Direction: Bring together all lines of the material below that contain the string "ČSZPS".

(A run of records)
==================================================
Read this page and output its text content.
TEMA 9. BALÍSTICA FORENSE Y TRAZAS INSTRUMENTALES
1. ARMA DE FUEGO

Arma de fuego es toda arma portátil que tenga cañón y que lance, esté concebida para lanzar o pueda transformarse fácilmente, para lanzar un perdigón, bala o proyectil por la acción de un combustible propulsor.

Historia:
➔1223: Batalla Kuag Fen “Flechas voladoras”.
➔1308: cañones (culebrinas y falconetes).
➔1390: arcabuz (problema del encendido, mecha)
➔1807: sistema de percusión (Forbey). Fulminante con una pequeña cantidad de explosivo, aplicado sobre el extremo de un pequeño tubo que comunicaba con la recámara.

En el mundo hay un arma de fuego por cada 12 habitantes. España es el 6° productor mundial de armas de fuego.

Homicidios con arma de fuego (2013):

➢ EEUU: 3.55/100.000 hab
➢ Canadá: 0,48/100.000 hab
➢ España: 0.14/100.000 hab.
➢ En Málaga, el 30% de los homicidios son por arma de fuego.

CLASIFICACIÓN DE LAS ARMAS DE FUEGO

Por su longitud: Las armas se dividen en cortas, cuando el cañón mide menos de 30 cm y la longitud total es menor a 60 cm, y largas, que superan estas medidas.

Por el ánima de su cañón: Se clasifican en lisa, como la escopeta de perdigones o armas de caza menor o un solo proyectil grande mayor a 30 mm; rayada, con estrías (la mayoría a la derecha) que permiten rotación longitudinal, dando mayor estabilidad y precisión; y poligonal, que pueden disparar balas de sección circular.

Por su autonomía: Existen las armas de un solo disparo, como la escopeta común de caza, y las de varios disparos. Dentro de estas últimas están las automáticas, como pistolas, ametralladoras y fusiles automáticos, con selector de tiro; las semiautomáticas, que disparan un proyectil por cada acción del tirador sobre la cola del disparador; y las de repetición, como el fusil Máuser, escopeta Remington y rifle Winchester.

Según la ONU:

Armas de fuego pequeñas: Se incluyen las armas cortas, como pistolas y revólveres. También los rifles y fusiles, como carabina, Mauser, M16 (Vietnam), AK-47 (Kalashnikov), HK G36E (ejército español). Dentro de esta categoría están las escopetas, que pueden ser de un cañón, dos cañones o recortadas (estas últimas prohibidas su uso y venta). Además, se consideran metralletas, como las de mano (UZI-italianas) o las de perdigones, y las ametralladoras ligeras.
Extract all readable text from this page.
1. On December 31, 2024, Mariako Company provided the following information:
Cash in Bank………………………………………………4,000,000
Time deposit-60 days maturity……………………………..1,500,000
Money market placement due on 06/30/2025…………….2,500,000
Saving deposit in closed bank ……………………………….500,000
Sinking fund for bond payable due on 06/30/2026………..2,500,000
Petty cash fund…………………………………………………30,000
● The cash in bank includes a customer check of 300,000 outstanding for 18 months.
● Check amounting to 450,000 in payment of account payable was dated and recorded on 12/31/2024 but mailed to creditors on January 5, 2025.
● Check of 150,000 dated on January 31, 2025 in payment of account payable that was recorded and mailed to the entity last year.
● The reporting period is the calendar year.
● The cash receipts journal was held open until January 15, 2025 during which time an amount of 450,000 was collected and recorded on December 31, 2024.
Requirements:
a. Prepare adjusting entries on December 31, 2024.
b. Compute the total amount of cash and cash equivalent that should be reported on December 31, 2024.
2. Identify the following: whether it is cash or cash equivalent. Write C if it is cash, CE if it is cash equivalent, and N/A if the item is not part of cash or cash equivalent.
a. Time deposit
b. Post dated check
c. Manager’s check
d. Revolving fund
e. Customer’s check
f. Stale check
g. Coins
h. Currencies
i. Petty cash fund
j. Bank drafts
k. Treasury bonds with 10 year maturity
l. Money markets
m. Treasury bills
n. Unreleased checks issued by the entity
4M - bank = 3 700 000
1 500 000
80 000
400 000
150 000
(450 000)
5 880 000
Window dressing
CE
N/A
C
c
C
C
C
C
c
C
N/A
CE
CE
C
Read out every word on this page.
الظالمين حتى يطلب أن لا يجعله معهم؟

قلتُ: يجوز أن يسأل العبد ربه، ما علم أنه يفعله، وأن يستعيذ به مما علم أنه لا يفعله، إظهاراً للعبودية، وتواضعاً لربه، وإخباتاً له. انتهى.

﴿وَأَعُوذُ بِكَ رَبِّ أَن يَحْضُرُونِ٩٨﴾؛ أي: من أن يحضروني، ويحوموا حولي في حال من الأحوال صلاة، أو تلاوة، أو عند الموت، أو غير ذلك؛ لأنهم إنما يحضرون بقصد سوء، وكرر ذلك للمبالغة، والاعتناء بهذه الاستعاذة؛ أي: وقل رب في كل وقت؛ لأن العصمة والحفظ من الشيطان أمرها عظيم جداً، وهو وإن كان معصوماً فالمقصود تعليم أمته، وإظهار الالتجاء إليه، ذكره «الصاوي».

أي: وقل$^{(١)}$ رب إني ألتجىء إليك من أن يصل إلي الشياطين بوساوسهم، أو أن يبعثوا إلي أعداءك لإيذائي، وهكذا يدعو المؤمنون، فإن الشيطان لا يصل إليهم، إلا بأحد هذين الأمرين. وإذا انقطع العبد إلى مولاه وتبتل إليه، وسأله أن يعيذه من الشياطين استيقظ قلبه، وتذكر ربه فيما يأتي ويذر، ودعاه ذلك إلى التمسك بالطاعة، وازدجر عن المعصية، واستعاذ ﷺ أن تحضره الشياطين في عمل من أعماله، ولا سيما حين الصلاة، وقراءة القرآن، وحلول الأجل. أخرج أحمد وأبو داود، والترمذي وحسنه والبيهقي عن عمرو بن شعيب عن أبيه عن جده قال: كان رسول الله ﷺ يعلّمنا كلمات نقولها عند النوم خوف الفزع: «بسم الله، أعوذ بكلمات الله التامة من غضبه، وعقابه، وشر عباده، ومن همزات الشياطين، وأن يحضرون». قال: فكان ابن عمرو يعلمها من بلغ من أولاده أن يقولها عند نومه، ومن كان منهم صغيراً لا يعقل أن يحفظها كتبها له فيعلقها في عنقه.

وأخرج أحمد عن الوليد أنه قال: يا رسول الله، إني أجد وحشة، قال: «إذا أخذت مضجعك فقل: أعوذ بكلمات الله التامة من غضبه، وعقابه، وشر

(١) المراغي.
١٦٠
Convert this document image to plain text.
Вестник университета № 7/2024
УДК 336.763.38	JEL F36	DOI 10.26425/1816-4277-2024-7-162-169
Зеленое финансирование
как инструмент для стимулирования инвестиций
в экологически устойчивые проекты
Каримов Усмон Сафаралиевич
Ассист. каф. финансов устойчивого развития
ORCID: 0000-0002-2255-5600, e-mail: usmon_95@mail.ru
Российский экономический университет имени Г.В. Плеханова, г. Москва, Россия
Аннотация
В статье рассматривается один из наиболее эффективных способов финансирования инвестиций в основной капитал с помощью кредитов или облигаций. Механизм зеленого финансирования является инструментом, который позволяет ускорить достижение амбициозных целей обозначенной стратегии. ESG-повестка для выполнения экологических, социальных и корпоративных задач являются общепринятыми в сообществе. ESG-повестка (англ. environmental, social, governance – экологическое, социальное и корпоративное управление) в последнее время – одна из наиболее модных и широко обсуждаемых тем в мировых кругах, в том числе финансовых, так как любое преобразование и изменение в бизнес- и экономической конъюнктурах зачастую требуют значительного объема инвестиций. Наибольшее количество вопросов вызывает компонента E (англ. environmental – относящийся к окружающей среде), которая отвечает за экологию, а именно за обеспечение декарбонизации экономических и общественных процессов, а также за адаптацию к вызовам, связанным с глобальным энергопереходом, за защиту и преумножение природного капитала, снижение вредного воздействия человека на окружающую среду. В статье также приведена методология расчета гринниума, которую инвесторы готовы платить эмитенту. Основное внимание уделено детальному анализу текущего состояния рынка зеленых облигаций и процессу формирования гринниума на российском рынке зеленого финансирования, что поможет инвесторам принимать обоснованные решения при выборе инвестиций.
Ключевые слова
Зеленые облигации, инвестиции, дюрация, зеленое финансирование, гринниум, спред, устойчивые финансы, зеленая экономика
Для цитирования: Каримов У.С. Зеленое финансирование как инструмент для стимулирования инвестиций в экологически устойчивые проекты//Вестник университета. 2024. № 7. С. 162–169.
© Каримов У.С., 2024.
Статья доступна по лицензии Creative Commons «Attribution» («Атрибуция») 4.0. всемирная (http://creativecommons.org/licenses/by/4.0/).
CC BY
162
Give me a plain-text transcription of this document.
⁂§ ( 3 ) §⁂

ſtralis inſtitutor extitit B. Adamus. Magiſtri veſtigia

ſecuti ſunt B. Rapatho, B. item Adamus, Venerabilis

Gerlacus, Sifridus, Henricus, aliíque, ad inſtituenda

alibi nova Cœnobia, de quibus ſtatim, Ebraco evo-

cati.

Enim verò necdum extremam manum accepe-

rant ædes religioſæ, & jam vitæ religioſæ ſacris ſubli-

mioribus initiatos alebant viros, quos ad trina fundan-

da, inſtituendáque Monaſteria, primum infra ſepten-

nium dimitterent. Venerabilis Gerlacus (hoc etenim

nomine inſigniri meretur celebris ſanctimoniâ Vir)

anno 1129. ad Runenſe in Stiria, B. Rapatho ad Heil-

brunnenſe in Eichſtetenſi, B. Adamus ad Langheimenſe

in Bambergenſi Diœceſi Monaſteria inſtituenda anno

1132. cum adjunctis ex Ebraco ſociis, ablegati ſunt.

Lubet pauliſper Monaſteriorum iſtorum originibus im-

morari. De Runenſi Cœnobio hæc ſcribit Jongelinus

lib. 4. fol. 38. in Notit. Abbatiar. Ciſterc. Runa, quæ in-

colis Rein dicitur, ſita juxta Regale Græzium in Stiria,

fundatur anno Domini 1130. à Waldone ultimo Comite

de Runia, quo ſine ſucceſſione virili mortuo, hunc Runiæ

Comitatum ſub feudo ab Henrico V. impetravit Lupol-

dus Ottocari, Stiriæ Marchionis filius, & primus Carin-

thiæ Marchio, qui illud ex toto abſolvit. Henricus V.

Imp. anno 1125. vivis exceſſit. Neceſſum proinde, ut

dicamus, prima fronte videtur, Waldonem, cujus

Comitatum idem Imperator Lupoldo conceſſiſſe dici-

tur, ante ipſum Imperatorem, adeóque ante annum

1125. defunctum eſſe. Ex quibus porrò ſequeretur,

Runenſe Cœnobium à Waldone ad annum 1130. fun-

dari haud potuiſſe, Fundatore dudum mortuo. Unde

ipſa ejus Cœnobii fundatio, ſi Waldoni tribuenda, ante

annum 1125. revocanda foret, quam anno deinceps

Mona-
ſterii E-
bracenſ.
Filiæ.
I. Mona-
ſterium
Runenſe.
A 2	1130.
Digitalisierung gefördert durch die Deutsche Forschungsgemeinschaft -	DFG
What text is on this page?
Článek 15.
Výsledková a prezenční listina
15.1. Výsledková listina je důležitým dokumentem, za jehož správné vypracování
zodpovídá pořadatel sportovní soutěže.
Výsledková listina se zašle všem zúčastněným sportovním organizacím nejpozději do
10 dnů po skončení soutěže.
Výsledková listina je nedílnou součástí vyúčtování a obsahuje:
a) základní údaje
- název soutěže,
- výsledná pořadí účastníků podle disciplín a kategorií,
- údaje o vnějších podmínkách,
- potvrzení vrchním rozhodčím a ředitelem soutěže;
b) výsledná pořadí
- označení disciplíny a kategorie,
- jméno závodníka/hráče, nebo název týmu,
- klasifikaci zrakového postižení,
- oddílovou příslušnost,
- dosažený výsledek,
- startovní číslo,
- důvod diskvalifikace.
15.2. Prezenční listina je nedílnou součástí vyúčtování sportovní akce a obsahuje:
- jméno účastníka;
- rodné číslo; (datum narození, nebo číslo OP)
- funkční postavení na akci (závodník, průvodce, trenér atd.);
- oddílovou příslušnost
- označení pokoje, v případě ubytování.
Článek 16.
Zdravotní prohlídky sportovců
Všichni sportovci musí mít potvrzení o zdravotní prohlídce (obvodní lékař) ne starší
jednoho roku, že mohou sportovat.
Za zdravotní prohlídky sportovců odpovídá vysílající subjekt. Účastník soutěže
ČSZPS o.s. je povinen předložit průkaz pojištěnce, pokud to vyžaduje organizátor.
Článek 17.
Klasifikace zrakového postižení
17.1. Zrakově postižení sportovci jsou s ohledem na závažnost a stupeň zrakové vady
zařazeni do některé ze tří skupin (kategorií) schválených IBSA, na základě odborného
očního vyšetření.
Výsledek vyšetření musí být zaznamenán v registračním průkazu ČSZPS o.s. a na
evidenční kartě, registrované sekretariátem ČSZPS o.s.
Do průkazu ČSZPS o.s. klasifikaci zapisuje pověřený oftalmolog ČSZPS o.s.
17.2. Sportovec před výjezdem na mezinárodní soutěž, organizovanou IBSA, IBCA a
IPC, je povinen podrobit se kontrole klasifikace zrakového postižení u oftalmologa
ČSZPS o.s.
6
==================================================
Response to the task:
ČSZPS o.s. je povinen předložit průkaz pojištěnce, pokud to vyžaduje organizátor.
Výsledek vyšetření musí být zaznamenán v registračním průkazu ČSZPS o.s. a na
evidenční kartě, registrované sekretariátem ČSZPS o.s.
Do průkazu ČSZPS o.s. klasifikaci zapisuje pověřený oftalmolog ČSZPS o.s.
ČSZPS o.s.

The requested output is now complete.